> [TO DO]
1. Restate the passage on Vietnamese dining in Tokyo, everything from "But that was" down to "affluent Aoyama district.", swapping "Gaienmae" for "Omotesando".
2. Answer these questions using the passage on Vietnamese dining in Tokyo below:
(a) In what color was Dusit Thien Duong predominantly decorated?
(b) Ăn Di is near which district?
(c) What first struck the writer upon entering Ăn Di?

Given its abundant use of fresh herbs, its relatively delicate yet complex flavors and French-influenced refinement, Vietnamese cuisine would seem to be a natural favorite of Japanese foodies.
So, it is seems somewhat surprising that while there are many restaurants in Tokyo that serve Vietnamese dishes, there are few that offer Vietnamese haute cuisine or venture creative interpretations of Vietnamese staples, such as fried and fresh spring rolls or pho noodle soups.
Many years ago, we were able to enjoy the sophisticated cuisine and peaceful atmosphere of Dusit Thien Duong, a refined Vietnamese restaurant that was decorated predominantly in white and was housed in a modern high-rise somewhere in between Ochanomizu and Suidobashi, just north of Tokyo’s Imperial Palace.
But sadly, Tokyo’s Dusit Thien Duong closed many years ago and since its demise, I basically more or less gave up on Vietnamese restaurants in Tokyo, which tended to be small, no-frills eateries with predictable – albeit occasionally tasty — offerings that were hardly special.
But that was before I came across Ăn Di, a charming and cozy eatery tucked away on a quiet side street in Gaienmae, near the affluent Aoyama district.
The first thing that struck me upon entering Ăn Di was the friendliness of the young staff, which immediately made me feel welcome and relaxed.

> [MATERIAL]
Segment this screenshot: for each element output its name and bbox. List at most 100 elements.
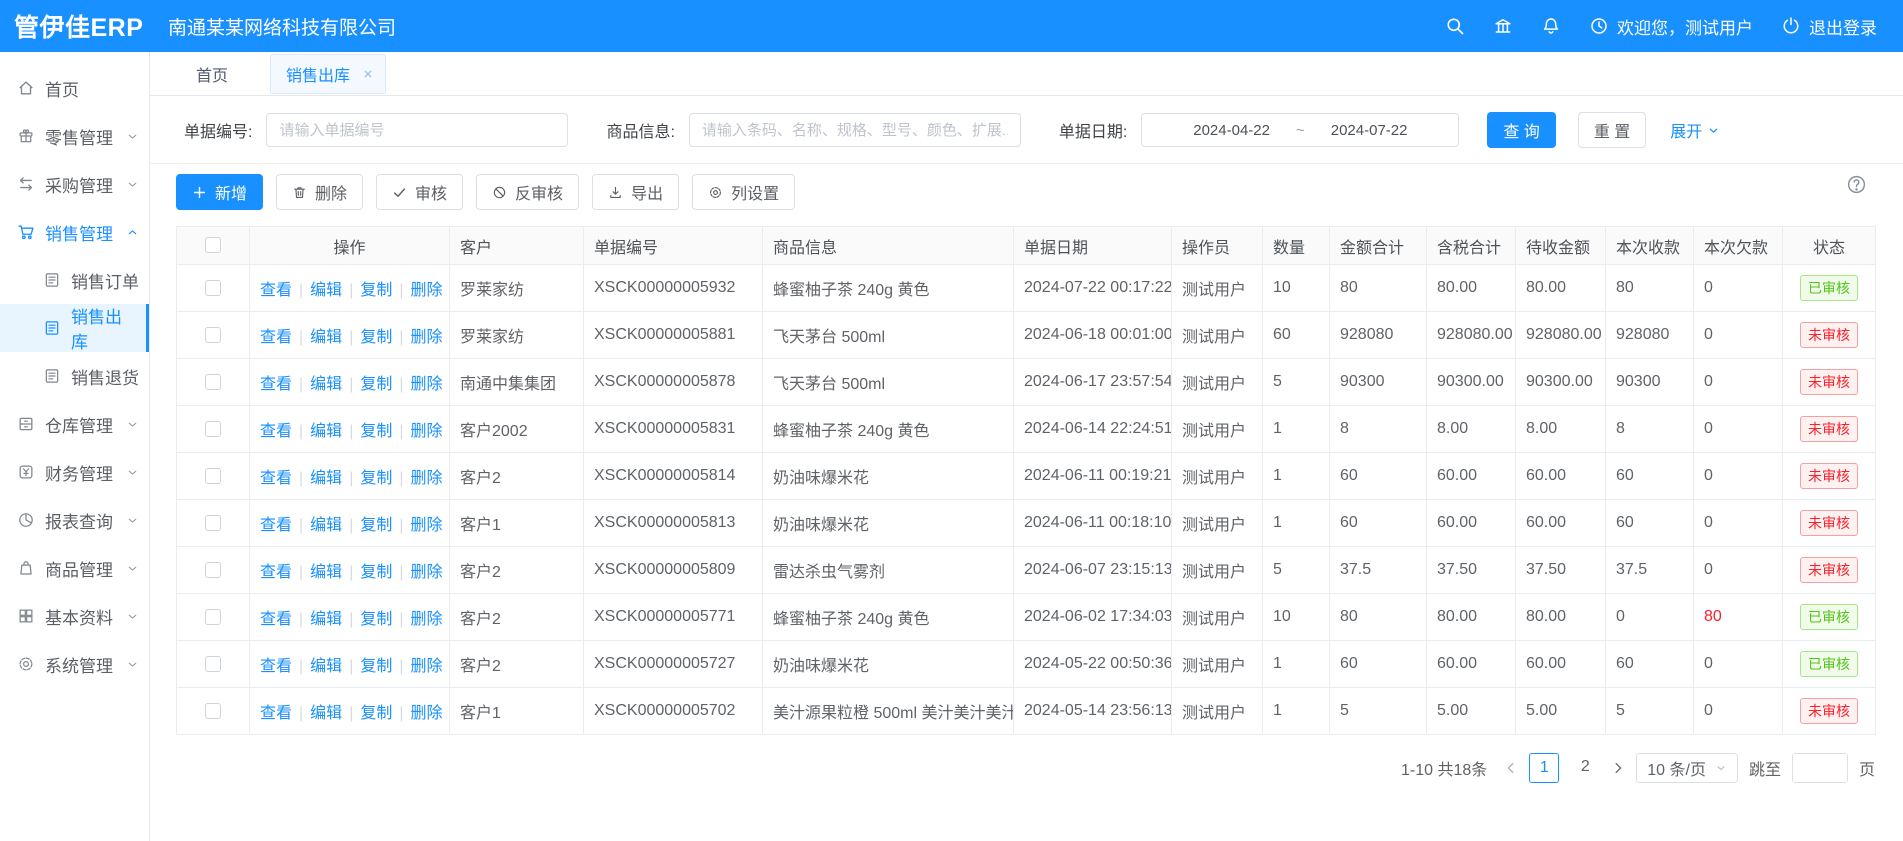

> [RESPONSES PER TASK]
1.
But that was before I came across Ăn Di, a charming and cozy eatery tucked away on a quiet side street in Omotesando, near the affluent Aoyama district.

2.
(a) White.
(b) The Aoyama district.
(c) The friendliness of the young staff.